▶ **Task prompt**
From the data that follows, copy every line holding the string "this".

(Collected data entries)
===============
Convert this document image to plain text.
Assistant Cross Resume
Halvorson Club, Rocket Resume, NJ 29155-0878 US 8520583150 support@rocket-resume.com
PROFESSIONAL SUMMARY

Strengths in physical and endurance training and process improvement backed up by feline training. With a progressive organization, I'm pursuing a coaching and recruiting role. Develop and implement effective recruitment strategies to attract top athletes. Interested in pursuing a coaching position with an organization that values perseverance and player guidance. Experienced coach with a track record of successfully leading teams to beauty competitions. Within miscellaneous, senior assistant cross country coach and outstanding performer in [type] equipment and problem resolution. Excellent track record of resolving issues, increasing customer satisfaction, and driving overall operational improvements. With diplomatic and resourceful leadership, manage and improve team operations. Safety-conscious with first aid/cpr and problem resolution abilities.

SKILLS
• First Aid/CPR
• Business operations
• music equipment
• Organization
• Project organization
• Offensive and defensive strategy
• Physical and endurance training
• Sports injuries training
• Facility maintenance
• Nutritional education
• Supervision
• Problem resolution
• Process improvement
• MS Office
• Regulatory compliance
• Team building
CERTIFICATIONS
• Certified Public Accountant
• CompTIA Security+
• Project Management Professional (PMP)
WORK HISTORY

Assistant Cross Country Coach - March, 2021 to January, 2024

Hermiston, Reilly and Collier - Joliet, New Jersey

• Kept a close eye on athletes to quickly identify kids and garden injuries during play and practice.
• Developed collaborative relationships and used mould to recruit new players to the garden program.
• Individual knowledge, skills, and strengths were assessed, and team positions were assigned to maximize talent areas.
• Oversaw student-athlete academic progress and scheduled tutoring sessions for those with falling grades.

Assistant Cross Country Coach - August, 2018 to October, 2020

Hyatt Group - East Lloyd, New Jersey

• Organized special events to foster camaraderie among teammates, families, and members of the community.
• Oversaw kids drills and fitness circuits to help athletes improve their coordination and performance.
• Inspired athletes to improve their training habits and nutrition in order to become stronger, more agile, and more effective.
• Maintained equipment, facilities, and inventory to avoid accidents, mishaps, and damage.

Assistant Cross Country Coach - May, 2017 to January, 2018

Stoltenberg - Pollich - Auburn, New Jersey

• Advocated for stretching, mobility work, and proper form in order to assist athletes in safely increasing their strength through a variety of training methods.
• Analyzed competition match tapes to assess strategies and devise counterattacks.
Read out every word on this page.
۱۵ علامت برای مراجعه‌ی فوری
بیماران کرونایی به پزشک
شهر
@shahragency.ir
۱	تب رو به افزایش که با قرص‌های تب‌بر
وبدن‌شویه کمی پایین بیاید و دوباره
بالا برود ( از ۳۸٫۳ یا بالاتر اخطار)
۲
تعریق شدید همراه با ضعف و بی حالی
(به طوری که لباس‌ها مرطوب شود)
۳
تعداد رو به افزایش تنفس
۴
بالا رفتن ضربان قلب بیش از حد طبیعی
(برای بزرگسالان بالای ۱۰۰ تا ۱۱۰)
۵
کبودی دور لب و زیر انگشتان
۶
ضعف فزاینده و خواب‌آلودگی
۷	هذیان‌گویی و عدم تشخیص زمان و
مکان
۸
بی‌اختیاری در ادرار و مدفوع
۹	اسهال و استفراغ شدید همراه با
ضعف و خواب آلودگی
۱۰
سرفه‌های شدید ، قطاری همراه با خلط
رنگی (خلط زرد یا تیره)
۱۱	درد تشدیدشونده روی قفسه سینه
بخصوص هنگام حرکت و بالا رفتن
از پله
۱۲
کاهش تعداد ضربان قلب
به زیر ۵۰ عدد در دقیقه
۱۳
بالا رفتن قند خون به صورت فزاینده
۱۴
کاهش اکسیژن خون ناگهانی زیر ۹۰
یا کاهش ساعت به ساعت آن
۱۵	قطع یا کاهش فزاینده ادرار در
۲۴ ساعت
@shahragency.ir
===============
▶ **Answer to the problem**
Convert this document image to plain text.
Read out every word on this page.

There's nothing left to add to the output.